[START Data for this task]

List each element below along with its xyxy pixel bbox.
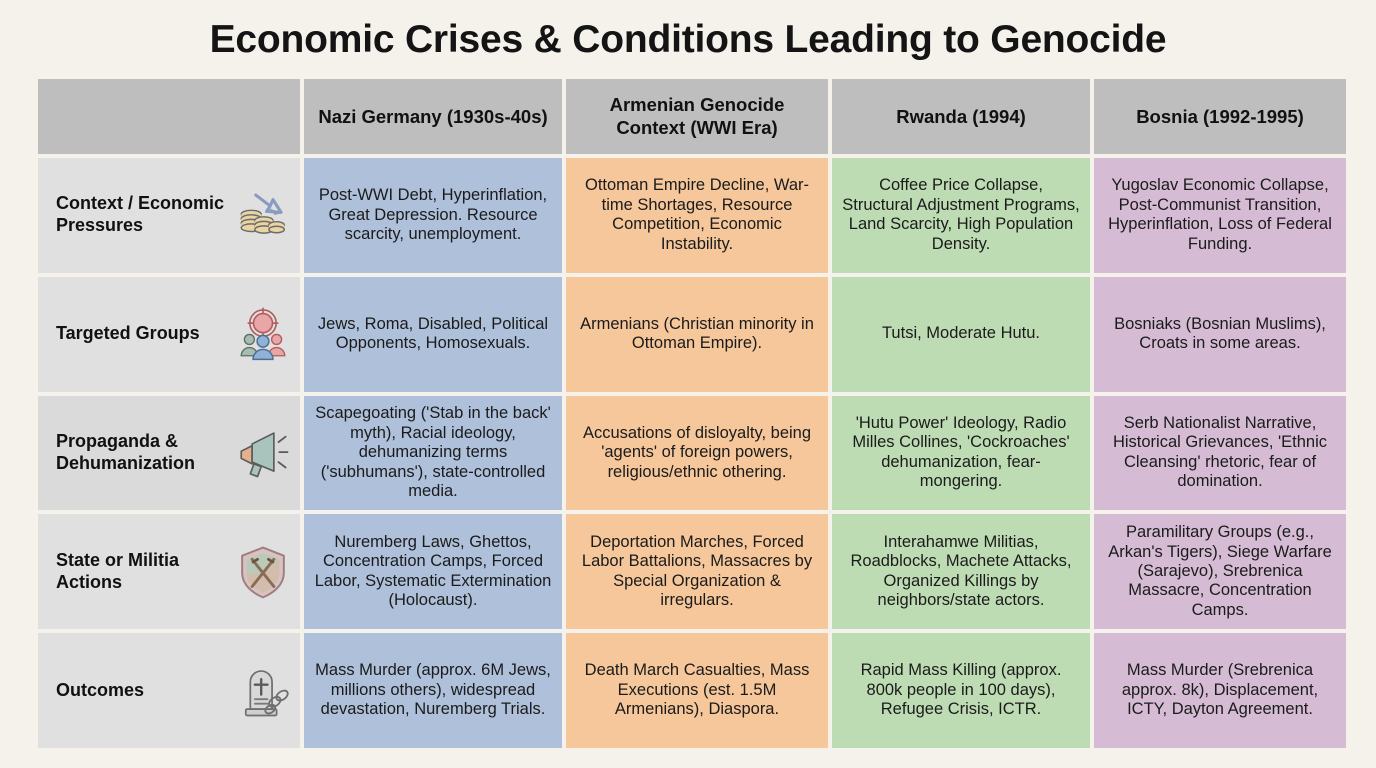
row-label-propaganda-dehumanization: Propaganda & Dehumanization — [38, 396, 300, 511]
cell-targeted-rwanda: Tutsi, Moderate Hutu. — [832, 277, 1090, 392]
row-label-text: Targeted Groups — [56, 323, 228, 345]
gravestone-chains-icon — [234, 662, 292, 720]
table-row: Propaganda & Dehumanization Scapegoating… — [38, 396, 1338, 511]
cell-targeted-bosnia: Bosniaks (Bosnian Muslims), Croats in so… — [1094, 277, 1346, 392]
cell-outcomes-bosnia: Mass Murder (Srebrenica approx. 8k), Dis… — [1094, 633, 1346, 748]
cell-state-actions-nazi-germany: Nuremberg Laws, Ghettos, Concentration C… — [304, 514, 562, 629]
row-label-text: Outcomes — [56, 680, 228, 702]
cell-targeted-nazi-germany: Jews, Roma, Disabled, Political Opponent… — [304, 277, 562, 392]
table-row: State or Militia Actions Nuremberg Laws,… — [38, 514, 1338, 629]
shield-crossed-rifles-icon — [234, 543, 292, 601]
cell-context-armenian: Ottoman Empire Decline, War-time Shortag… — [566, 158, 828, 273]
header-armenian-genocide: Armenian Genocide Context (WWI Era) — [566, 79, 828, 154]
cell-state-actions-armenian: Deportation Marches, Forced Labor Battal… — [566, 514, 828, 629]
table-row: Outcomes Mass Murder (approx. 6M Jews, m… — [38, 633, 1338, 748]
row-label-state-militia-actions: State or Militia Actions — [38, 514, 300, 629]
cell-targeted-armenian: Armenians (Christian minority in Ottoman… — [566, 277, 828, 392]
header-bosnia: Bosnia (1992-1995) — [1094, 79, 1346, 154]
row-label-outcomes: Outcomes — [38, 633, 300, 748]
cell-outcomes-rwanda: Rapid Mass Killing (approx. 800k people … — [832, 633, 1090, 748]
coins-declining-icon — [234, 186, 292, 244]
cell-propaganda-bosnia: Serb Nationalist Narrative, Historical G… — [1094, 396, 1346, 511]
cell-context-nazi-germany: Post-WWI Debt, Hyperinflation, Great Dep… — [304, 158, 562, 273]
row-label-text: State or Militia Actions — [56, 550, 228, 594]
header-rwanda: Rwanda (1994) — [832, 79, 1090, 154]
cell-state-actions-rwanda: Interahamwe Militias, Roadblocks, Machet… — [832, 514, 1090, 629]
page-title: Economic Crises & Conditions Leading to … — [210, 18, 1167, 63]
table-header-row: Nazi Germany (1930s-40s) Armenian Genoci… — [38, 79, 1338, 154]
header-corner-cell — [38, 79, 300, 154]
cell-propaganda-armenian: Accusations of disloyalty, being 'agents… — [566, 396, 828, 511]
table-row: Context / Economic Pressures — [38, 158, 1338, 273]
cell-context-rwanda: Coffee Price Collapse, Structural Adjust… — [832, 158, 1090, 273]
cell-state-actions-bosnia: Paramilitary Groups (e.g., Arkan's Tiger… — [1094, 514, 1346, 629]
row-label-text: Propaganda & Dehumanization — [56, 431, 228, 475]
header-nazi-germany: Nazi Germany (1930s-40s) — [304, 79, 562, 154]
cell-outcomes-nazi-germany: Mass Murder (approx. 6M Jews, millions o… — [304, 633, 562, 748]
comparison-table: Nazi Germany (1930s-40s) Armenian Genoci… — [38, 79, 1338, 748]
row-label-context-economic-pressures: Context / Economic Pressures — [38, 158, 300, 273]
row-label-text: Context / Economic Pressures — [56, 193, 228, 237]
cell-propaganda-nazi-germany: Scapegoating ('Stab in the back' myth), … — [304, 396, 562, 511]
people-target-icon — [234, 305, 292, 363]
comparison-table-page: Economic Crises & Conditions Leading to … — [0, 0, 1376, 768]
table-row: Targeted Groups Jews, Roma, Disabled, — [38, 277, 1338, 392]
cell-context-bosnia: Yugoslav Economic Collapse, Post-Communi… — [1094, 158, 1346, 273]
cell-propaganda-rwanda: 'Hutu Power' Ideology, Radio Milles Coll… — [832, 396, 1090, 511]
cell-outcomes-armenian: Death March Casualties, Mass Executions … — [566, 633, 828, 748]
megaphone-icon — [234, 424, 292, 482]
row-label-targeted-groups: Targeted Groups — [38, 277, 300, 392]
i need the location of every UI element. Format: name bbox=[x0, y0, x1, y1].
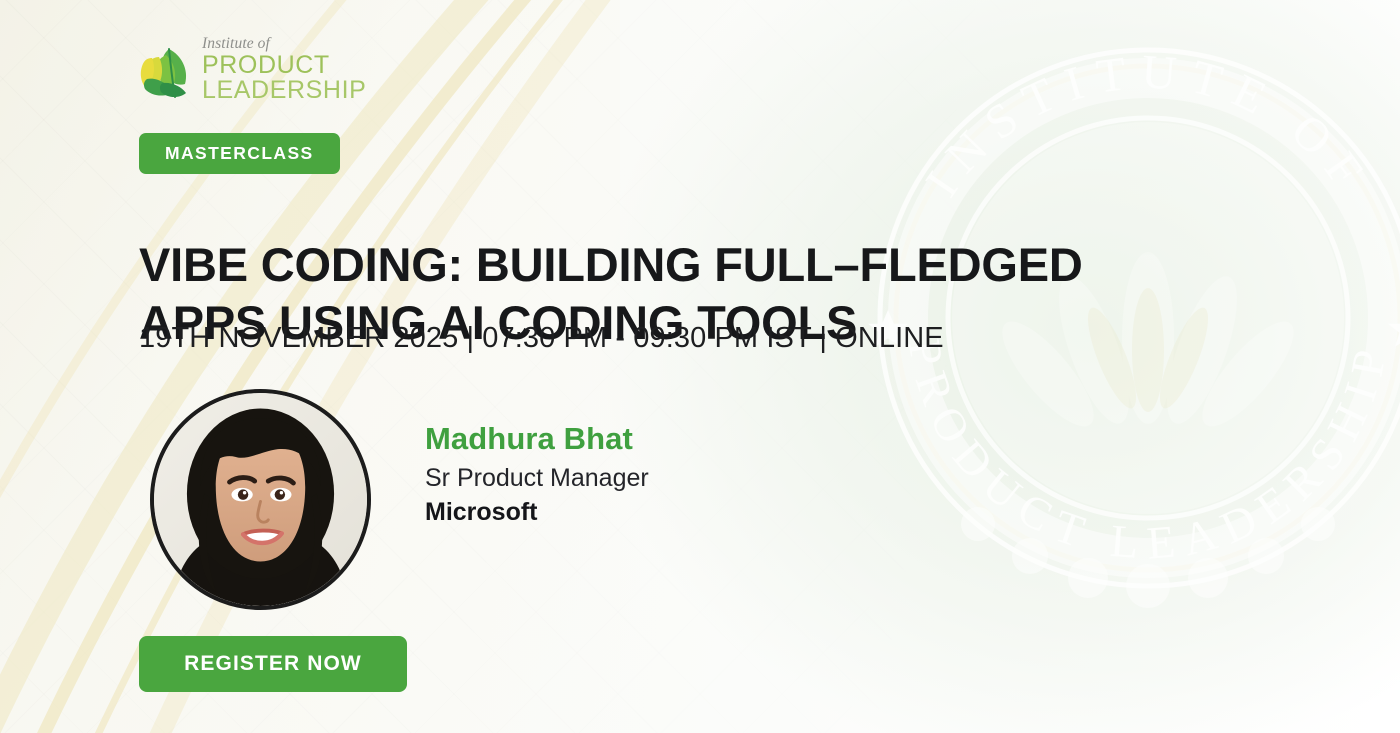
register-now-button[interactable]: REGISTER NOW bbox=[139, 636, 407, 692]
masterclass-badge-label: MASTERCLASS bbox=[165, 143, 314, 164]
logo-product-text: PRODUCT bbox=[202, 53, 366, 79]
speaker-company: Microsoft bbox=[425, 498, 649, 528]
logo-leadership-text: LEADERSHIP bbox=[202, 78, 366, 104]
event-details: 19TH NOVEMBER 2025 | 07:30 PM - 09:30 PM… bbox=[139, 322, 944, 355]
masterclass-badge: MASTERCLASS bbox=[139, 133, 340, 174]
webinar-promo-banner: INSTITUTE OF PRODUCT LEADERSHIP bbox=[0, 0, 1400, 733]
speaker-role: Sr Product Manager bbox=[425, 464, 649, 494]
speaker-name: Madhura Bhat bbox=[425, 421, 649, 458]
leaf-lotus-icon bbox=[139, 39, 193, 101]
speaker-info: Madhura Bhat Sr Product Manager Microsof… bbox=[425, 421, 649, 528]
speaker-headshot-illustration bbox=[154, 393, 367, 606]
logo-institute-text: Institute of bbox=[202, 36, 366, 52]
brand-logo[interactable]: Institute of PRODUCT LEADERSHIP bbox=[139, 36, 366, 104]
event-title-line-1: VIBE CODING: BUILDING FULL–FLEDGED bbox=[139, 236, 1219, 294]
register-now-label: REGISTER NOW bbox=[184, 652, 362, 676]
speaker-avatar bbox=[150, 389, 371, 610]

[END Data for this task]

#### Stated goal:
Rewrite all of the items with every "row-label-text" changed to "row-heading-text" and nothing else altered. Leave the pictures out of your answer.

#### In response:
List each element below along with its xyxy pixel bbox.
row-label-propaganda-dehumanization: Propaganda & Dehumanization — [38, 396, 300, 511]
cell-targeted-rwanda: Tutsi, Moderate Hutu. — [832, 277, 1090, 392]
row-heading-text: Targeted Groups — [56, 323, 228, 345]
gravestone-chains-icon — [234, 662, 292, 720]
table-row: Propaganda & Dehumanization Scapegoating… — [38, 396, 1338, 511]
cell-targeted-bosnia: Bosniaks (Bosnian Muslims), Croats in so… — [1094, 277, 1346, 392]
cell-outcomes-bosnia: Mass Murder (Srebrenica approx. 8k), Dis… — [1094, 633, 1346, 748]
cell-state-actions-nazi-germany: Nuremberg Laws, Ghettos, Concentration C… — [304, 514, 562, 629]
row-heading-text: Outcomes — [56, 680, 228, 702]
cell-targeted-nazi-germany: Jews, Roma, Disabled, Political Opponent… — [304, 277, 562, 392]
table-row: State or Militia Actions Nuremberg Laws,… — [38, 514, 1338, 629]
shield-crossed-rifles-icon — [234, 543, 292, 601]
cell-context-armenian: Ottoman Empire Decline, War-time Shortag… — [566, 158, 828, 273]
header-armenian-genocide: Armenian Genocide Context (WWI Era) — [566, 79, 828, 154]
cell-state-actions-armenian: Deportation Marches, Forced Labor Battal… — [566, 514, 828, 629]
table-row: Outcomes Mass Murder (approx. 6M Jews, m… — [38, 633, 1338, 748]
row-label-state-militia-actions: State or Militia Actions — [38, 514, 300, 629]
cell-targeted-armenian: Armenians (Christian minority in Ottoman… — [566, 277, 828, 392]
header-bosnia: Bosnia (1992-1995) — [1094, 79, 1346, 154]
row-label-outcomes: Outcomes — [38, 633, 300, 748]
cell-outcomes-rwanda: Rapid Mass Killing (approx. 800k people … — [832, 633, 1090, 748]
coins-declining-icon — [234, 186, 292, 244]
cell-propaganda-bosnia: Serb Nationalist Narrative, Historical G… — [1094, 396, 1346, 511]
cell-context-nazi-germany: Post-WWI Debt, Hyperinflation, Great Dep… — [304, 158, 562, 273]
row-heading-text: State or Militia Actions — [56, 550, 228, 594]
header-rwanda: Rwanda (1994) — [832, 79, 1090, 154]
cell-state-actions-rwanda: Interahamwe Militias, Roadblocks, Machet… — [832, 514, 1090, 629]
page-title: Economic Crises & Conditions Leading to … — [210, 18, 1167, 63]
table-header-row: Nazi Germany (1930s-40s) Armenian Genoci… — [38, 79, 1338, 154]
header-corner-cell — [38, 79, 300, 154]
cell-propaganda-armenian: Accusations of disloyalty, being 'agents… — [566, 396, 828, 511]
table-row: Context / Economic Pressures — [38, 158, 1338, 273]
cell-context-rwanda: Coffee Price Collapse, Structural Adjust… — [832, 158, 1090, 273]
cell-state-actions-bosnia: Paramilitary Groups (e.g., Arkan's Tiger… — [1094, 514, 1346, 629]
row-heading-text: Propaganda & Dehumanization — [56, 431, 228, 475]
header-nazi-germany: Nazi Germany (1930s-40s) — [304, 79, 562, 154]
cell-outcomes-nazi-germany: Mass Murder (approx. 6M Jews, millions o… — [304, 633, 562, 748]
comparison-table: Nazi Germany (1930s-40s) Armenian Genoci… — [38, 79, 1338, 748]
row-label-context-economic-pressures: Context / Economic Pressures — [38, 158, 300, 273]
row-heading-text: Context / Economic Pressures — [56, 193, 228, 237]
cell-propaganda-nazi-germany: Scapegoating ('Stab in the back' myth), … — [304, 396, 562, 511]
people-target-icon — [234, 305, 292, 363]
comparison-table-page: Economic Crises & Conditions Leading to … — [0, 0, 1376, 768]
table-row: Targeted Groups Jews, Roma, Disabled, — [38, 277, 1338, 392]
cell-context-bosnia: Yugoslav Economic Collapse, Post-Communi… — [1094, 158, 1346, 273]
cell-propaganda-rwanda: 'Hutu Power' Ideology, Radio Milles Coll… — [832, 396, 1090, 511]
cell-outcomes-armenian: Death March Casualties, Mass Executions … — [566, 633, 828, 748]
megaphone-icon — [234, 424, 292, 482]
row-label-targeted-groups: Targeted Groups — [38, 277, 300, 392]
i need the location of every UI element. Format: name bbox=[x0, y0, x1, y1].
register-now-button[interactable]: REGISTER NOW bbox=[139, 636, 407, 692]
masterclass-badge-label: MASTERCLASS bbox=[165, 143, 314, 164]
logo-product-text: PRODUCT bbox=[202, 53, 366, 79]
speaker-company: Microsoft bbox=[425, 498, 649, 528]
logo-leadership-text: LEADERSHIP bbox=[202, 78, 366, 104]
event-details: 19TH NOVEMBER 2025 | 07:30 PM - 09:30 PM… bbox=[139, 322, 944, 355]
masterclass-badge: MASTERCLASS bbox=[139, 133, 340, 174]
webinar-promo-banner: INSTITUTE OF PRODUCT LEADERSHIP bbox=[0, 0, 1400, 733]
speaker-role: Sr Product Manager bbox=[425, 464, 649, 494]
speaker-name: Madhura Bhat bbox=[425, 421, 649, 458]
leaf-lotus-icon bbox=[139, 39, 193, 101]
speaker-info: Madhura Bhat Sr Product Manager Microsof… bbox=[425, 421, 649, 528]
speaker-headshot-illustration bbox=[154, 393, 367, 606]
logo-institute-text: Institute of bbox=[202, 36, 366, 52]
brand-logo[interactable]: Institute of PRODUCT LEADERSHIP bbox=[139, 36, 366, 104]
event-title-line-1: VIBE CODING: BUILDING FULL–FLEDGED bbox=[139, 236, 1219, 294]
register-now-label: REGISTER NOW bbox=[184, 652, 362, 676]
speaker-avatar bbox=[150, 389, 371, 610]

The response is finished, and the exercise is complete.